What this task involves → Scan the material for the word "size", and copy each line where it shows up.

Extracted entries →
▼
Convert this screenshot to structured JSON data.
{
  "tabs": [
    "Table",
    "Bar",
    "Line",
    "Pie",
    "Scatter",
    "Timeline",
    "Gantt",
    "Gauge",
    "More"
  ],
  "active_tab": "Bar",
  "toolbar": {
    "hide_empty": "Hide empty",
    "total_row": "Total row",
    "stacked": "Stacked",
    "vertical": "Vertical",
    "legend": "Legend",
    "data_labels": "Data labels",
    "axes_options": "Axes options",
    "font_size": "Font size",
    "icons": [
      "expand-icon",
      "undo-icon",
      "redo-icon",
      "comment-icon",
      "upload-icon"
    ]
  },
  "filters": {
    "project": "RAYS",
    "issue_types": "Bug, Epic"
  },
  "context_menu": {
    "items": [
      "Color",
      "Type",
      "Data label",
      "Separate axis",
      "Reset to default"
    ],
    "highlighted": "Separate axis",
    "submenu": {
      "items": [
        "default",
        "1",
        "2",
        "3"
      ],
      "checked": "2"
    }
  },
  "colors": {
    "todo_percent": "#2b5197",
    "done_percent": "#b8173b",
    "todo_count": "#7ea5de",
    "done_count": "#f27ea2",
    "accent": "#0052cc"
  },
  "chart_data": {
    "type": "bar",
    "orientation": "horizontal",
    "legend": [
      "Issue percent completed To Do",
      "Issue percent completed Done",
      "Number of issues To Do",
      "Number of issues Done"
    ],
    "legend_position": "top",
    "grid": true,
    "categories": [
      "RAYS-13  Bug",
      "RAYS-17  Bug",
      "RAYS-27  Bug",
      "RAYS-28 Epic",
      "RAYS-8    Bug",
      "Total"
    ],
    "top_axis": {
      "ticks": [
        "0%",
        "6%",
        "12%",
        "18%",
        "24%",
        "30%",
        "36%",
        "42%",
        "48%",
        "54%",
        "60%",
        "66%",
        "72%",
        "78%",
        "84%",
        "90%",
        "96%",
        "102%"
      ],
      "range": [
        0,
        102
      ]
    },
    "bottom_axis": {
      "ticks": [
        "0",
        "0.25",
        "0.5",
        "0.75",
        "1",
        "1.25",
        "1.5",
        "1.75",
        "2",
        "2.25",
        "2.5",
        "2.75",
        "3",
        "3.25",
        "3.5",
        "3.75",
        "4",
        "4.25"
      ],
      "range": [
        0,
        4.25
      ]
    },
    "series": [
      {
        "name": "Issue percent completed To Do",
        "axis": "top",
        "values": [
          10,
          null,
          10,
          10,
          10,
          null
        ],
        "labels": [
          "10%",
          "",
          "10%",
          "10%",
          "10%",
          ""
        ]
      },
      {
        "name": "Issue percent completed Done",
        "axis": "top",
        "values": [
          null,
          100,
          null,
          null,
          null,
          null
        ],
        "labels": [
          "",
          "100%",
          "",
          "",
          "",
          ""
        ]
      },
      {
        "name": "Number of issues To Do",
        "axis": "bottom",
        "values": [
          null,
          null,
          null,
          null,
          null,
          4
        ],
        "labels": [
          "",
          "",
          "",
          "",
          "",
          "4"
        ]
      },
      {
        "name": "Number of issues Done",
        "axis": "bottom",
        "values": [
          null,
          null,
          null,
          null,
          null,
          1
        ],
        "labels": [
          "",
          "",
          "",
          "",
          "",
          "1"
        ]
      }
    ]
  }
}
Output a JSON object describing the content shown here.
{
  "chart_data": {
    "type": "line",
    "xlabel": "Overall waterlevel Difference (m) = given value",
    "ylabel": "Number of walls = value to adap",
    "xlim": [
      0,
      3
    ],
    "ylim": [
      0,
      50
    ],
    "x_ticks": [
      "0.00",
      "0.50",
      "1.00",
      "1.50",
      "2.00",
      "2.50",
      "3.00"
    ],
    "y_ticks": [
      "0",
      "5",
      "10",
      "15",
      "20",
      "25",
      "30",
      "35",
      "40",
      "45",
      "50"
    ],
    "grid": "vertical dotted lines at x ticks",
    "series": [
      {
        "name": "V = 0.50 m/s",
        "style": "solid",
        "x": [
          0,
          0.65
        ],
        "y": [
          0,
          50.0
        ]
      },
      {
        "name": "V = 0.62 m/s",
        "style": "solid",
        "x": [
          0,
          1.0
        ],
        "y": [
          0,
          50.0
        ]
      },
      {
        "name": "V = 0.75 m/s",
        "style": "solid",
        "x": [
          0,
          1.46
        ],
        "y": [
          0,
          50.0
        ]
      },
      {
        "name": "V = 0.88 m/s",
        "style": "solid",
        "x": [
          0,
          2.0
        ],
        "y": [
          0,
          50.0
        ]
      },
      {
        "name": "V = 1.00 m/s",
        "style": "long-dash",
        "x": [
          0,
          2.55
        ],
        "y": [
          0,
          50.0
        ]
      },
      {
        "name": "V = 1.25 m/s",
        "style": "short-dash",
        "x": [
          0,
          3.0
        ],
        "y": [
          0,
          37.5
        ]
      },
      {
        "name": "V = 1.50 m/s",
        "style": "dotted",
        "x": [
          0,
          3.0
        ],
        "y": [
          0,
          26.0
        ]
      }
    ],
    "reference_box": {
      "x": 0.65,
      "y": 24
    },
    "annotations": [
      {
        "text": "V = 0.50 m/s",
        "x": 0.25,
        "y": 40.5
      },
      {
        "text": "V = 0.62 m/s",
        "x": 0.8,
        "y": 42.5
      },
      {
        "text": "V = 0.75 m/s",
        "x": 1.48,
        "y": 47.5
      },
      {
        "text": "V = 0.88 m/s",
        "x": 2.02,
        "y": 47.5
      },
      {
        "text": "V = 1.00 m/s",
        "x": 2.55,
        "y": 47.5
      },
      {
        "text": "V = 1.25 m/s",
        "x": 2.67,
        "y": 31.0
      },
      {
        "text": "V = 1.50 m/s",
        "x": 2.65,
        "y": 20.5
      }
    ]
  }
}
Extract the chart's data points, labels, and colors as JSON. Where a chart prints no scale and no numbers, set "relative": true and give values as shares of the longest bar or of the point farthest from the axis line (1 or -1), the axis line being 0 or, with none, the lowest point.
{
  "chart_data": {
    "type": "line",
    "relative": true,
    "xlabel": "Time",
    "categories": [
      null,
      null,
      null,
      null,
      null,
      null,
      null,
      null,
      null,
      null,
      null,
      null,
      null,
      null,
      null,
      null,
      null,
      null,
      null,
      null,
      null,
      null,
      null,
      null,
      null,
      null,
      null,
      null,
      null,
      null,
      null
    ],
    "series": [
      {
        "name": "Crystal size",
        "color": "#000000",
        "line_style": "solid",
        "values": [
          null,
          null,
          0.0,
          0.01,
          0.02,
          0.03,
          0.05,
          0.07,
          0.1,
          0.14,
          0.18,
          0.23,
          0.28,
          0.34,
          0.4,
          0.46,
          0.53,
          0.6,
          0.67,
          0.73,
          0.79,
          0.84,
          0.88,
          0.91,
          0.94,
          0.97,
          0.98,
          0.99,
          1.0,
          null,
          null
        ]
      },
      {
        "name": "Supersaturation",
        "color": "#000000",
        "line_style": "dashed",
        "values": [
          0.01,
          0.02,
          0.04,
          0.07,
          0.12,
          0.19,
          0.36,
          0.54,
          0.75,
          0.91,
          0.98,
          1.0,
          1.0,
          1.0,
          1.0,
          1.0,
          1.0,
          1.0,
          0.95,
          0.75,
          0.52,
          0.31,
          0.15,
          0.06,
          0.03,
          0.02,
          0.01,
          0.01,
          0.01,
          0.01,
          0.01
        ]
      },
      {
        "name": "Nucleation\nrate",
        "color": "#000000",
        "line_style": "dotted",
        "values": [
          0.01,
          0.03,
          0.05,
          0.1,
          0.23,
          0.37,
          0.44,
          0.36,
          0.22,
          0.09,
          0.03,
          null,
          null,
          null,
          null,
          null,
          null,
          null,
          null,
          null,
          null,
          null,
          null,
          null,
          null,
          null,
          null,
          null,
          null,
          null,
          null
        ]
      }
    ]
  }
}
▲
Answer for the task →
    "font_size": "Font size",
        "name": "Crystal size",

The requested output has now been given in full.